**Set problem**: Return the count of lines that mention "stroke", with no other words.

**Extracted entries**:
_ _ _ _
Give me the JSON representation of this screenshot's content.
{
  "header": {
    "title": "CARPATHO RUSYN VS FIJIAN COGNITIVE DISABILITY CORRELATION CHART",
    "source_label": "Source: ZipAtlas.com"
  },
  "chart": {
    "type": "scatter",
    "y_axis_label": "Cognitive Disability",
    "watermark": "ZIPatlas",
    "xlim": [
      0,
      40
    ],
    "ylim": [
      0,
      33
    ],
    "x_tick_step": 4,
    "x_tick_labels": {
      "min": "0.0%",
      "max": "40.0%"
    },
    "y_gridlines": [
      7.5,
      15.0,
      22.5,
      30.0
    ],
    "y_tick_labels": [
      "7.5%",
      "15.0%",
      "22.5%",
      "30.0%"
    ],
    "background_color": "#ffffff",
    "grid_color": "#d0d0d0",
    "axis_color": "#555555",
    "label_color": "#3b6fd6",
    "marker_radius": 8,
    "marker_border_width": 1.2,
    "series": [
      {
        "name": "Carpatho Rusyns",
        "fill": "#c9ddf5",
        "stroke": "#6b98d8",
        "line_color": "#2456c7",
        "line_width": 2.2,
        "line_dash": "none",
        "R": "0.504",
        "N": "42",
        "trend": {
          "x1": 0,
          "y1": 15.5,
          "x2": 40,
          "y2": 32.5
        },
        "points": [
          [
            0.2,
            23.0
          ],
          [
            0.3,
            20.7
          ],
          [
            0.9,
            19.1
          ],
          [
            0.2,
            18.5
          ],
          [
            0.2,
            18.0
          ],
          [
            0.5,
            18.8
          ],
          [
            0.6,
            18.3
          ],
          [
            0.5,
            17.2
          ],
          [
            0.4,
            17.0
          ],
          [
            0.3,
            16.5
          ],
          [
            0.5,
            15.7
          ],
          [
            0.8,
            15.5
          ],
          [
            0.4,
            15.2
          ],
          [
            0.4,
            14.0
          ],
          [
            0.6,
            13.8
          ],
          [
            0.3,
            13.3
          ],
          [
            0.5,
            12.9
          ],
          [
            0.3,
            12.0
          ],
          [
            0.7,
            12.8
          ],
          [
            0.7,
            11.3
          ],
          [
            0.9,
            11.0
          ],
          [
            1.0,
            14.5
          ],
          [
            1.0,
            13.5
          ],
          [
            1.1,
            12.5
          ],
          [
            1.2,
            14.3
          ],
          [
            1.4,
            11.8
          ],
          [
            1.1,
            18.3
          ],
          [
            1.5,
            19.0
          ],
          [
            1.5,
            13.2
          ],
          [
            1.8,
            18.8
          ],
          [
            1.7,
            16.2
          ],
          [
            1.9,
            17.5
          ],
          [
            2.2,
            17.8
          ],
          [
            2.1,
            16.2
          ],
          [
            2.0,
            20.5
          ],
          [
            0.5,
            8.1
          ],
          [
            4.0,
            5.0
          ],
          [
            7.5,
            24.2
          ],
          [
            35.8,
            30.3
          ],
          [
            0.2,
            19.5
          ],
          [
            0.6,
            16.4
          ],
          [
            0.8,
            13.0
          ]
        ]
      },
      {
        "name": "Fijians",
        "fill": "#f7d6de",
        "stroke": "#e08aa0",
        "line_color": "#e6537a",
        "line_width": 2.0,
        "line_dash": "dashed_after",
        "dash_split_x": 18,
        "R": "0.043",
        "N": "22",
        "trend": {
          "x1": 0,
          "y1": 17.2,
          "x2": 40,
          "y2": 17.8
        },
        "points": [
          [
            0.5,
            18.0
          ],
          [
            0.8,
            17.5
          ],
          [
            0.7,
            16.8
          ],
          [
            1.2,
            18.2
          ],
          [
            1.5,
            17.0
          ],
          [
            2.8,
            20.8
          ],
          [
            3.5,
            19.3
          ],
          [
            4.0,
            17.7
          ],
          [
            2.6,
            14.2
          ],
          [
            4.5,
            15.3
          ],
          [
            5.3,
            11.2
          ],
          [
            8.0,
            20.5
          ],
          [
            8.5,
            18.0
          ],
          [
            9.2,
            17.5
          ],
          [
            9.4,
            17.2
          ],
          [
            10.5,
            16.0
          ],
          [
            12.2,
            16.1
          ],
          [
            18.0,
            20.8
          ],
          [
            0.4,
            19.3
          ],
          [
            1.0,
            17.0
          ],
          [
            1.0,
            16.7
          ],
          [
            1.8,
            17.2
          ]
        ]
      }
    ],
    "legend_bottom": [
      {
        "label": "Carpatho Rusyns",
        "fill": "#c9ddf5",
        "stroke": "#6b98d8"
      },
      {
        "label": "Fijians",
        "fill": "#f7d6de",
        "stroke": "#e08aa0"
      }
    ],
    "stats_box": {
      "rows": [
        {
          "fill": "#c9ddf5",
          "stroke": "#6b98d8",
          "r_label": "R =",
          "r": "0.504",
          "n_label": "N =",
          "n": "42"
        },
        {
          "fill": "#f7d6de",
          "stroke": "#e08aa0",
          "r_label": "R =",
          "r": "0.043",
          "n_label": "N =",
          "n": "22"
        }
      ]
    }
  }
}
_ _ _ _
**Exercise answer**: 6